━━━ Data excerpts ━━━
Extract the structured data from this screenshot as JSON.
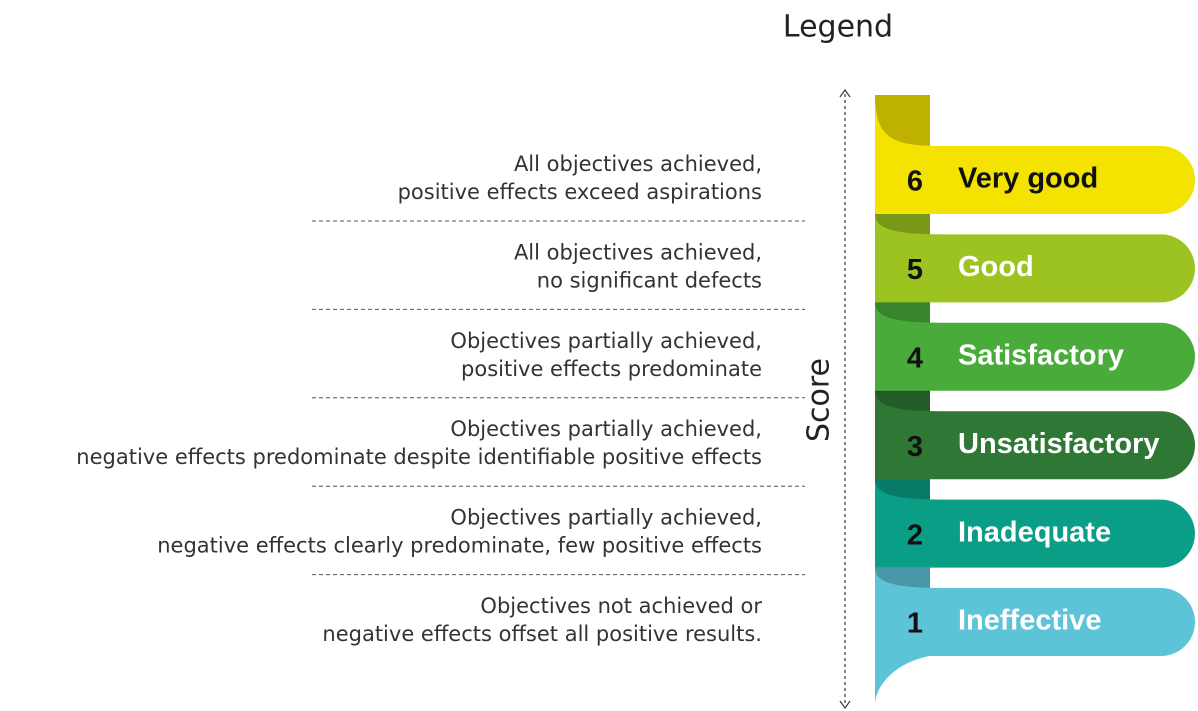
{
  "title": "Legend",
  "axis_label": "Score",
  "levels": [
    {
      "score": 6,
      "label": "Very good",
      "color": "#f4e300",
      "text_color": "#111111",
      "description": [
        "All objectives achieved,",
        "positive effects exceed aspirations"
      ]
    },
    {
      "score": 5,
      "label": "Good",
      "color": "#9cc320",
      "text_color": "#ffffff",
      "description": [
        "All objectives achieved,",
        "no significant defects"
      ]
    },
    {
      "score": 4,
      "label": "Satisfactory",
      "color": "#48ab3a",
      "text_color": "#ffffff",
      "description": [
        "Objectives partially achieved,",
        "positive effects predominate"
      ]
    },
    {
      "score": 3,
      "label": "Unsatisfactory",
      "color": "#2e7734",
      "text_color": "#ffffff",
      "description": [
        "Objectives partially achieved,",
        "negative effects predominate despite identifiable positive effects"
      ]
    },
    {
      "score": 2,
      "label": "Inadequate",
      "color": "#0b9e86",
      "text_color": "#ffffff",
      "description": [
        "Objectives partially achieved,",
        "negative effects clearly predominate, few positive effects"
      ]
    },
    {
      "score": 1,
      "label": "Ineffective",
      "color": "#5dc3d7",
      "text_color": "#ffffff",
      "description": [
        "Objectives not achieved or",
        "negative effects offset all positive results."
      ]
    }
  ]
}
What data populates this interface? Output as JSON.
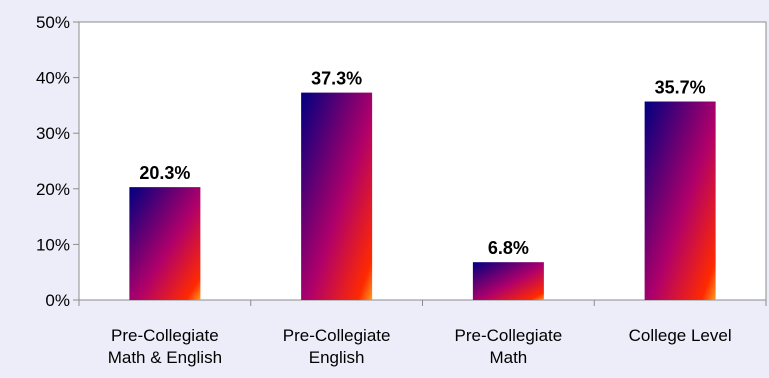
{
  "chart_data": {
    "type": "bar",
    "title": "",
    "xlabel": "",
    "ylabel": "",
    "ylim": [
      0,
      50
    ],
    "y_ticks": [
      0,
      10,
      20,
      30,
      40,
      50
    ],
    "y_tick_suffix": "%",
    "grid": false,
    "legend": "none",
    "categories": [
      [
        "Pre-Collegiate",
        "Math & English"
      ],
      [
        "Pre-Collegiate",
        "English"
      ],
      [
        "Pre-Collegiate",
        "Math"
      ],
      [
        "College Level"
      ]
    ],
    "values": [
      20.3,
      37.3,
      6.8,
      35.7
    ],
    "data_labels": [
      "20.3%",
      "37.3%",
      "6.8%",
      "35.7%"
    ]
  },
  "colors": {
    "background": "#ededfa",
    "plot_background": "#ffffff",
    "axis": "#8c8c8c",
    "bar_gradient_top_left": "#000080",
    "bar_gradient_mid": "#b0006a",
    "bar_gradient_bottom_right": "#ff2a00",
    "bar_gradient_corner": "#ff9a20"
  }
}
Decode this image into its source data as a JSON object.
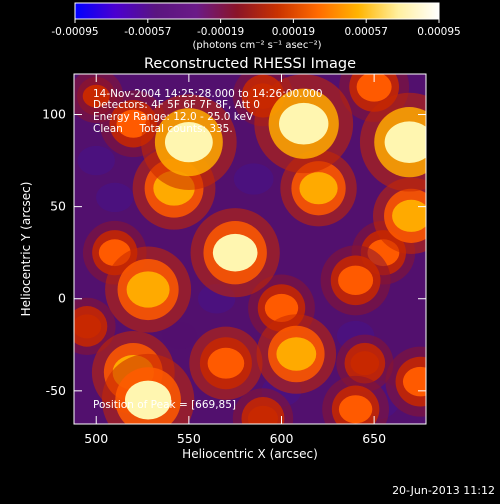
{
  "chart_data": {
    "type": "heatmap",
    "title": "Reconstructed RHESSI Image",
    "xlabel": "Heliocentric X (arcsec)",
    "ylabel": "Heliocentric Y (arcsec)",
    "xlim": [
      488,
      678
    ],
    "ylim": [
      -68,
      122
    ],
    "x_ticks": [
      500,
      550,
      600,
      650
    ],
    "y_ticks": [
      -50,
      0,
      50,
      100
    ],
    "x_tick_labels": [
      "500",
      "550",
      "600",
      "650"
    ],
    "y_tick_labels": [
      "-50",
      "0",
      "50",
      "100"
    ],
    "colorbar": {
      "range": [
        -0.00095,
        0.00095
      ],
      "ticks": [
        -0.00095,
        -0.00057,
        -0.00019,
        0.00019,
        0.00057,
        0.00095
      ],
      "tick_labels": [
        "-0.00095",
        "-0.00057",
        "-0.00019",
        "0.00019",
        "0.00057",
        "0.00095"
      ],
      "units_label": "(photons cm⁻² s⁻¹ asec⁻²)",
      "colors": [
        "#0000ff",
        "#4b00d0",
        "#5a1580",
        "#6b1a88",
        "#8a1428",
        "#c83200",
        "#ff6a00",
        "#ffb400",
        "#fff0a0",
        "#ffffff"
      ]
    },
    "annotations": [
      "14-Nov-2004 14:25:28.000 to 14:26:00.000",
      "Detectors: 4F 5F 6F 7F 8F, Att 0",
      "Energy Range: 12.0 - 25.0 keV",
      "Clean     Total counts: 335.",
      "Position of Peak = [669,85]"
    ],
    "peak_position": [
      669,
      85
    ],
    "sources": [
      {
        "x": 550,
        "y": 85,
        "value": 0.0009
      },
      {
        "x": 542,
        "y": 60,
        "value": 0.0007
      },
      {
        "x": 520,
        "y": 95,
        "value": 0.00045
      },
      {
        "x": 612,
        "y": 95,
        "value": 0.00095
      },
      {
        "x": 620,
        "y": 60,
        "value": 0.0006
      },
      {
        "x": 669,
        "y": 85,
        "value": 0.00095
      },
      {
        "x": 650,
        "y": 115,
        "value": 0.0005
      },
      {
        "x": 670,
        "y": 45,
        "value": 0.0006
      },
      {
        "x": 575,
        "y": 25,
        "value": 0.0008
      },
      {
        "x": 528,
        "y": 5,
        "value": 0.00075
      },
      {
        "x": 510,
        "y": 25,
        "value": 0.0004
      },
      {
        "x": 640,
        "y": 10,
        "value": 0.0005
      },
      {
        "x": 655,
        "y": 25,
        "value": 0.0004
      },
      {
        "x": 600,
        "y": -5,
        "value": 0.00045
      },
      {
        "x": 608,
        "y": -30,
        "value": 0.00065
      },
      {
        "x": 570,
        "y": -35,
        "value": 0.00055
      },
      {
        "x": 520,
        "y": -40,
        "value": 0.0007
      },
      {
        "x": 528,
        "y": -55,
        "value": 0.00085
      },
      {
        "x": 645,
        "y": -35,
        "value": 0.0003
      },
      {
        "x": 640,
        "y": -60,
        "value": 0.00045
      },
      {
        "x": 675,
        "y": -45,
        "value": 0.0005
      },
      {
        "x": 495,
        "y": -15,
        "value": 0.0003
      },
      {
        "x": 590,
        "y": -65,
        "value": 0.00035
      },
      {
        "x": 500,
        "y": 110,
        "value": 0.00025
      },
      {
        "x": 590,
        "y": 110,
        "value": 0.00035
      },
      {
        "x": 565,
        "y": 0,
        "value": -0.0002
      },
      {
        "x": 585,
        "y": 65,
        "value": -0.00025
      },
      {
        "x": 640,
        "y": -20,
        "value": -0.0002
      },
      {
        "x": 510,
        "y": 55,
        "value": -0.0002
      },
      {
        "x": 650,
        "y": -55,
        "value": -0.0005
      },
      {
        "x": 600,
        "y": -50,
        "value": -0.00025
      },
      {
        "x": 545,
        "y": -20,
        "value": -0.00015
      },
      {
        "x": 500,
        "y": 75,
        "value": -0.0002
      }
    ]
  },
  "footer": {
    "timestamp": "20-Jun-2013 11:12"
  }
}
━━━
Stated goal >> Pictures in the records must not appear in the copy; transcribe everything else precisely.

Solved exercise >>
Extract the structured data from this screenshot as JSON.
{
  "title": "Legend",
  "axis_label": "Score",
  "levels": [
    {
      "score": 6,
      "label": "Very good",
      "color": "#f4e300",
      "text_color": "#111111",
      "description": [
        "All objectives achieved,",
        "positive effects exceed aspirations"
      ]
    },
    {
      "score": 5,
      "label": "Good",
      "color": "#9cc320",
      "text_color": "#ffffff",
      "description": [
        "All objectives achieved,",
        "no significant defects"
      ]
    },
    {
      "score": 4,
      "label": "Satisfactory",
      "color": "#48ab3a",
      "text_color": "#ffffff",
      "description": [
        "Objectives partially achieved,",
        "positive effects predominate"
      ]
    },
    {
      "score": 3,
      "label": "Unsatisfactory",
      "color": "#2e7734",
      "text_color": "#ffffff",
      "description": [
        "Objectives partially achieved,",
        "negative effects predominate despite identifiable positive effects"
      ]
    },
    {
      "score": 2,
      "label": "Inadequate",
      "color": "#0b9e86",
      "text_color": "#ffffff",
      "description": [
        "Objectives partially achieved,",
        "negative effects clearly predominate, few positive effects"
      ]
    },
    {
      "score": 1,
      "label": "Ineffective",
      "color": "#5dc3d7",
      "text_color": "#ffffff",
      "description": [
        "Objectives not achieved or",
        "negative effects offset all positive results."
      ]
    }
  ]
}
What data populates this interface? Output as JSON.
{
  "chart_data": {
    "type": "bar",
    "title": "",
    "xlabel": "",
    "ylabel": "",
    "ylim": [
      0,
      50
    ],
    "y_ticks": [
      0,
      10,
      20,
      30,
      40,
      50
    ],
    "y_tick_suffix": "%",
    "grid": false,
    "legend": "none",
    "categories": [
      [
        "Pre-Collegiate",
        "Math & English"
      ],
      [
        "Pre-Collegiate",
        "English"
      ],
      [
        "Pre-Collegiate",
        "Math"
      ],
      [
        "College Level"
      ]
    ],
    "values": [
      20.3,
      37.3,
      6.8,
      35.7
    ],
    "data_labels": [
      "20.3%",
      "37.3%",
      "6.8%",
      "35.7%"
    ]
  },
  "colors": {
    "background": "#ededfa",
    "plot_background": "#ffffff",
    "axis": "#8c8c8c",
    "bar_gradient_top_left": "#000080",
    "bar_gradient_mid": "#b0006a",
    "bar_gradient_bottom_right": "#ff2a00",
    "bar_gradient_corner": "#ff9a20"
  }
}
Decode this image into its source data as a JSON object.
{
  "chart_data": {
    "type": "heatmap",
    "title": "Reconstructed RHESSI Image",
    "xlabel": "Heliocentric X (arcsec)",
    "ylabel": "Heliocentric Y (arcsec)",
    "xlim": [
      488,
      678
    ],
    "ylim": [
      -68,
      122
    ],
    "x_ticks": [
      500,
      550,
      600,
      650
    ],
    "y_ticks": [
      -50,
      0,
      50,
      100
    ],
    "x_tick_labels": [
      "500",
      "550",
      "600",
      "650"
    ],
    "y_tick_labels": [
      "-50",
      "0",
      "50",
      "100"
    ],
    "colorbar": {
      "range": [
        -0.00095,
        0.00095
      ],
      "ticks": [
        -0.00095,
        -0.00057,
        -0.00019,
        0.00019,
        0.00057,
        0.00095
      ],
      "tick_labels": [
        "-0.00095",
        "-0.00057",
        "-0.00019",
        "0.00019",
        "0.00057",
        "0.00095"
      ],
      "units_label": "(photons cm⁻² s⁻¹ asec⁻²)",
      "colors": [
        "#0000ff",
        "#4b00d0",
        "#5a1580",
        "#6b1a88",
        "#8a1428",
        "#c83200",
        "#ff6a00",
        "#ffb400",
        "#fff0a0",
        "#ffffff"
      ]
    },
    "annotations": [
      "14-Nov-2004 14:25:28.000 to 14:26:00.000",
      "Detectors: 4F 5F 6F 7F 8F, Att 0",
      "Energy Range: 12.0 - 25.0 keV",
      "Clean     Total counts: 335.",
      "Position of Peak = [669,85]"
    ],
    "peak_position": [
      669,
      85
    ],
    "sources": [
      {
        "x": 550,
        "y": 85,
        "value": 0.0009
      },
      {
        "x": 542,
        "y": 60,
        "value": 0.0007
      },
      {
        "x": 520,
        "y": 95,
        "value": 0.00045
      },
      {
        "x": 612,
        "y": 95,
        "value": 0.00095
      },
      {
        "x": 620,
        "y": 60,
        "value": 0.0006
      },
      {
        "x": 669,
        "y": 85,
        "value": 0.00095
      },
      {
        "x": 650,
        "y": 115,
        "value": 0.0005
      },
      {
        "x": 670,
        "y": 45,
        "value": 0.0006
      },
      {
        "x": 575,
        "y": 25,
        "value": 0.0008
      },
      {
        "x": 528,
        "y": 5,
        "value": 0.00075
      },
      {
        "x": 510,
        "y": 25,
        "value": 0.0004
      },
      {
        "x": 640,
        "y": 10,
        "value": 0.0005
      },
      {
        "x": 655,
        "y": 25,
        "value": 0.0004
      },
      {
        "x": 600,
        "y": -5,
        "value": 0.00045
      },
      {
        "x": 608,
        "y": -30,
        "value": 0.00065
      },
      {
        "x": 570,
        "y": -35,
        "value": 0.00055
      },
      {
        "x": 520,
        "y": -40,
        "value": 0.0007
      },
      {
        "x": 528,
        "y": -55,
        "value": 0.00085
      },
      {
        "x": 645,
        "y": -35,
        "value": 0.0003
      },
      {
        "x": 640,
        "y": -60,
        "value": 0.00045
      },
      {
        "x": 675,
        "y": -45,
        "value": 0.0005
      },
      {
        "x": 495,
        "y": -15,
        "value": 0.0003
      },
      {
        "x": 590,
        "y": -65,
        "value": 0.00035
      },
      {
        "x": 500,
        "y": 110,
        "value": 0.00025
      },
      {
        "x": 590,
        "y": 110,
        "value": 0.00035
      },
      {
        "x": 565,
        "y": 0,
        "value": -0.0002
      },
      {
        "x": 585,
        "y": 65,
        "value": -0.00025
      },
      {
        "x": 640,
        "y": -20,
        "value": -0.0002
      },
      {
        "x": 510,
        "y": 55,
        "value": -0.0002
      },
      {
        "x": 650,
        "y": -55,
        "value": -0.0005
      },
      {
        "x": 600,
        "y": -50,
        "value": -0.00025
      },
      {
        "x": 545,
        "y": -20,
        "value": -0.00015
      },
      {
        "x": 500,
        "y": 75,
        "value": -0.0002
      }
    ]
  },
  "footer": {
    "timestamp": "20-Jun-2013 11:12"
  }
}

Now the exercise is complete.